REQUIRED TASK:
Find every line below that contains the word "runned" and copy it out.

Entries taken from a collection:

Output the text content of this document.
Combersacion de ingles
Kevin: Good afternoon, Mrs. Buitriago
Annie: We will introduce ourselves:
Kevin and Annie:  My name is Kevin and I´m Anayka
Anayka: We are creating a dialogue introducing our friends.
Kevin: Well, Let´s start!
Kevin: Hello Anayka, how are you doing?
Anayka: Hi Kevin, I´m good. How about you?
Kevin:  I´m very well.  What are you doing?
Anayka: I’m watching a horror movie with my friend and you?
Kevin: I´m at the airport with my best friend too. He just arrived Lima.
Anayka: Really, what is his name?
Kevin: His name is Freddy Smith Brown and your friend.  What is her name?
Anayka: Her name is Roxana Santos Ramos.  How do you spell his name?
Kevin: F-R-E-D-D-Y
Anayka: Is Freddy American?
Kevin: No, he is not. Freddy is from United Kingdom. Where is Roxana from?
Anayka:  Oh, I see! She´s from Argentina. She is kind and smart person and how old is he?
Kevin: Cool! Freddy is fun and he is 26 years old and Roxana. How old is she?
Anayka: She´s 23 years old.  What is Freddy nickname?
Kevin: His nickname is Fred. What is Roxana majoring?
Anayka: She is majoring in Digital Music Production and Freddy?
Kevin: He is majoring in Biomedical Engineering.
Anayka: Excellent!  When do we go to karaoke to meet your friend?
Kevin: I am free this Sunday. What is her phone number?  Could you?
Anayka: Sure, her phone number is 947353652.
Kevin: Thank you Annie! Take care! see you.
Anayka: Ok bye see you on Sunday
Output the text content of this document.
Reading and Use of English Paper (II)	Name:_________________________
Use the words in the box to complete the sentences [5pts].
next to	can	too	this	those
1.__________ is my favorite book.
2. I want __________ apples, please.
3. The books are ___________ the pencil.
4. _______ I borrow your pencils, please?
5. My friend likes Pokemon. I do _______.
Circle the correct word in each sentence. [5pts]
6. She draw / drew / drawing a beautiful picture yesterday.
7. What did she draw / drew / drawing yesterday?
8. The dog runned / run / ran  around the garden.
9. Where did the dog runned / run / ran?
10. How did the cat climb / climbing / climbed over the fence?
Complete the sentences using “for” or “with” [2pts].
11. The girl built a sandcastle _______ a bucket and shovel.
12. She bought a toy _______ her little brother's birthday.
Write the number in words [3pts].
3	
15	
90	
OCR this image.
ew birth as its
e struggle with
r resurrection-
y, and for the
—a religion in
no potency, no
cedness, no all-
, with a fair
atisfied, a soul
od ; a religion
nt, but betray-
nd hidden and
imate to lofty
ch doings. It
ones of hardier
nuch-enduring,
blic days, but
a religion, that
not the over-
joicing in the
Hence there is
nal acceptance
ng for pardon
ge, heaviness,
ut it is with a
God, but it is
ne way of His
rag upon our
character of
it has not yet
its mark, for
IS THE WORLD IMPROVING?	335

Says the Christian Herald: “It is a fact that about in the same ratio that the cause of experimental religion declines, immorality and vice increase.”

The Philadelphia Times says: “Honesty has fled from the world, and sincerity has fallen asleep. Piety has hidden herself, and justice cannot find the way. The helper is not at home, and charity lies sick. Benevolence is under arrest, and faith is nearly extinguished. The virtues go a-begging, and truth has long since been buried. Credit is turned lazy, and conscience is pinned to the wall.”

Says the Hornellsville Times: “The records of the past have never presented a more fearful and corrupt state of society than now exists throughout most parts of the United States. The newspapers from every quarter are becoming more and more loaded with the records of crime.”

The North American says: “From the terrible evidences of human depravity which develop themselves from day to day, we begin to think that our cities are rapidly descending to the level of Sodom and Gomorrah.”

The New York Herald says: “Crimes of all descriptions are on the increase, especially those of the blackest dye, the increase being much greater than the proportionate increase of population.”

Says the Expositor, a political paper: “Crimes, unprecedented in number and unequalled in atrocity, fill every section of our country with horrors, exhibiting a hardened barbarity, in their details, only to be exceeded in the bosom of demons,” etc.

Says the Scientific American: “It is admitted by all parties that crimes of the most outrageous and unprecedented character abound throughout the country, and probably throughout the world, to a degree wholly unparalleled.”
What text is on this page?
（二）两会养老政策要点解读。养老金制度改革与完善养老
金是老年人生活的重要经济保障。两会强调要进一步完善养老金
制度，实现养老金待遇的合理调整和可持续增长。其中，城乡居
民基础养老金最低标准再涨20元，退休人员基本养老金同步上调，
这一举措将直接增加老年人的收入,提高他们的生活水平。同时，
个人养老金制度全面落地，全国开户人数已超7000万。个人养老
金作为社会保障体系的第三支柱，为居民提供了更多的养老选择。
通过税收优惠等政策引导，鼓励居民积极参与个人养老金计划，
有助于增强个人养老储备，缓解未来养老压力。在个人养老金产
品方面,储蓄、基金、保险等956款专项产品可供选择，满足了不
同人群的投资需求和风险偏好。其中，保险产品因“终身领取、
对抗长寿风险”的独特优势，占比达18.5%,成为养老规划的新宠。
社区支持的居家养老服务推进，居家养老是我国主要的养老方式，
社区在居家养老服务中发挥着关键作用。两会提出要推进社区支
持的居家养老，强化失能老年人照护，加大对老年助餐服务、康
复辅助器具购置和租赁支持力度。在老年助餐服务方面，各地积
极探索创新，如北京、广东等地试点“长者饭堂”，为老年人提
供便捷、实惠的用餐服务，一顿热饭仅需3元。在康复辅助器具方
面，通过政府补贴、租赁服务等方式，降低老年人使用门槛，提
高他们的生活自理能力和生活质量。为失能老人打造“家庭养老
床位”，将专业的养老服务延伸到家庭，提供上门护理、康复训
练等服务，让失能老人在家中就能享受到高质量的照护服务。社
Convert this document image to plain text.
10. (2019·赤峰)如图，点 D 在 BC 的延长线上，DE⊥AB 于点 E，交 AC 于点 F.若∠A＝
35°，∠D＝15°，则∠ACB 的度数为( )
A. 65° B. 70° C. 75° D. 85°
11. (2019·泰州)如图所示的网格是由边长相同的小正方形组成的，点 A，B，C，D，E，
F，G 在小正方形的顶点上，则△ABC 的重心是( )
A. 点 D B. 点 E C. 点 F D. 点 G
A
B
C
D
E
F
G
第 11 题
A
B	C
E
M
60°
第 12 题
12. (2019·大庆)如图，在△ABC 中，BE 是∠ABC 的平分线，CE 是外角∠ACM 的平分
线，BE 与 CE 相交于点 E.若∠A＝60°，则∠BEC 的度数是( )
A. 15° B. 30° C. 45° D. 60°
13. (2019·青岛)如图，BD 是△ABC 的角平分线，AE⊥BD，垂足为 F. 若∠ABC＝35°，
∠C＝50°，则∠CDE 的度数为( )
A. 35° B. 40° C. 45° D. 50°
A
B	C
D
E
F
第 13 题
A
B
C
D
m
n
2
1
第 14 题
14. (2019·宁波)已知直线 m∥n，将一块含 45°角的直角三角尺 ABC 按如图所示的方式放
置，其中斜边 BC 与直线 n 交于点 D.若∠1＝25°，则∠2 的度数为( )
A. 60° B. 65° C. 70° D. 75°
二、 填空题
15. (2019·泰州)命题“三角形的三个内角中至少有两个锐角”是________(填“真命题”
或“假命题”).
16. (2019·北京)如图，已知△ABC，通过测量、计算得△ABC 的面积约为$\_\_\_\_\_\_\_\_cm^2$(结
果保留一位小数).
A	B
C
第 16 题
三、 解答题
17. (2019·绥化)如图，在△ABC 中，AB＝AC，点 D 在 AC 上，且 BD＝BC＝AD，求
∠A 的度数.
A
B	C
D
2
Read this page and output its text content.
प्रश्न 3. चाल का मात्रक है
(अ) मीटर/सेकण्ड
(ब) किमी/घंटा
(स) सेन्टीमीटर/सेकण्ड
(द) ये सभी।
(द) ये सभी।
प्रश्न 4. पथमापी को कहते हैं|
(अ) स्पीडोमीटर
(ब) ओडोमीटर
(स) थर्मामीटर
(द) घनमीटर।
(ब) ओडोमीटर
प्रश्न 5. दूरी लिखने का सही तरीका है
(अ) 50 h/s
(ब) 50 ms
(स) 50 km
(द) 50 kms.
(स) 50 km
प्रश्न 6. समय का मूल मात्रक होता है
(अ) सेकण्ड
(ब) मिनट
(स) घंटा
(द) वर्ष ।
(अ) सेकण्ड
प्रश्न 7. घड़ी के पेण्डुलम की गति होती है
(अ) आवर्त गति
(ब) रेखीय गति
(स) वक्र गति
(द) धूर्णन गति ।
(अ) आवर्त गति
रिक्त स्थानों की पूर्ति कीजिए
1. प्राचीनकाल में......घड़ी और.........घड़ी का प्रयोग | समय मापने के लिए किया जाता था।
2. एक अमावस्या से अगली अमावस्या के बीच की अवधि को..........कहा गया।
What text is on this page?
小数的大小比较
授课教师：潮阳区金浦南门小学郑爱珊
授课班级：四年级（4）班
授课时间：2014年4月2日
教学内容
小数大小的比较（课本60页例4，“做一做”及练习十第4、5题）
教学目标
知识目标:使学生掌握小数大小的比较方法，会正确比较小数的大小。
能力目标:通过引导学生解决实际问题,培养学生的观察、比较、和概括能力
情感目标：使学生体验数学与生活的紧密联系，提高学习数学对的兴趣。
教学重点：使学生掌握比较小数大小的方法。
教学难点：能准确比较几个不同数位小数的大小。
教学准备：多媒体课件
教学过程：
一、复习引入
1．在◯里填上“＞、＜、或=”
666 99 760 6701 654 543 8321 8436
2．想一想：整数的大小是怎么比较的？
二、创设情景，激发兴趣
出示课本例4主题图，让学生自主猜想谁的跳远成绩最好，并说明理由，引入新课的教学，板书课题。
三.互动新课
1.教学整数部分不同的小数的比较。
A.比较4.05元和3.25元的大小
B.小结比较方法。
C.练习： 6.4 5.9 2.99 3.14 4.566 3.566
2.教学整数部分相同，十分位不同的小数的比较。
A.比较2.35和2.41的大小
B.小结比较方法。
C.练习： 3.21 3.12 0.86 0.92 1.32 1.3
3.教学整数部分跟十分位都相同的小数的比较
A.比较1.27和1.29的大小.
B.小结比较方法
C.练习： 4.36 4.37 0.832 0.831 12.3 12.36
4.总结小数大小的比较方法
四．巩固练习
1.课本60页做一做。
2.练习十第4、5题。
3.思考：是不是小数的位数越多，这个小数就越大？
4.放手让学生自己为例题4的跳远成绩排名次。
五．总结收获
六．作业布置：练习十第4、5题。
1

WRITTEN ANSWER:
8. The dog runned / run / ran  around the garden.
9. Where did the dog runned / run / ran?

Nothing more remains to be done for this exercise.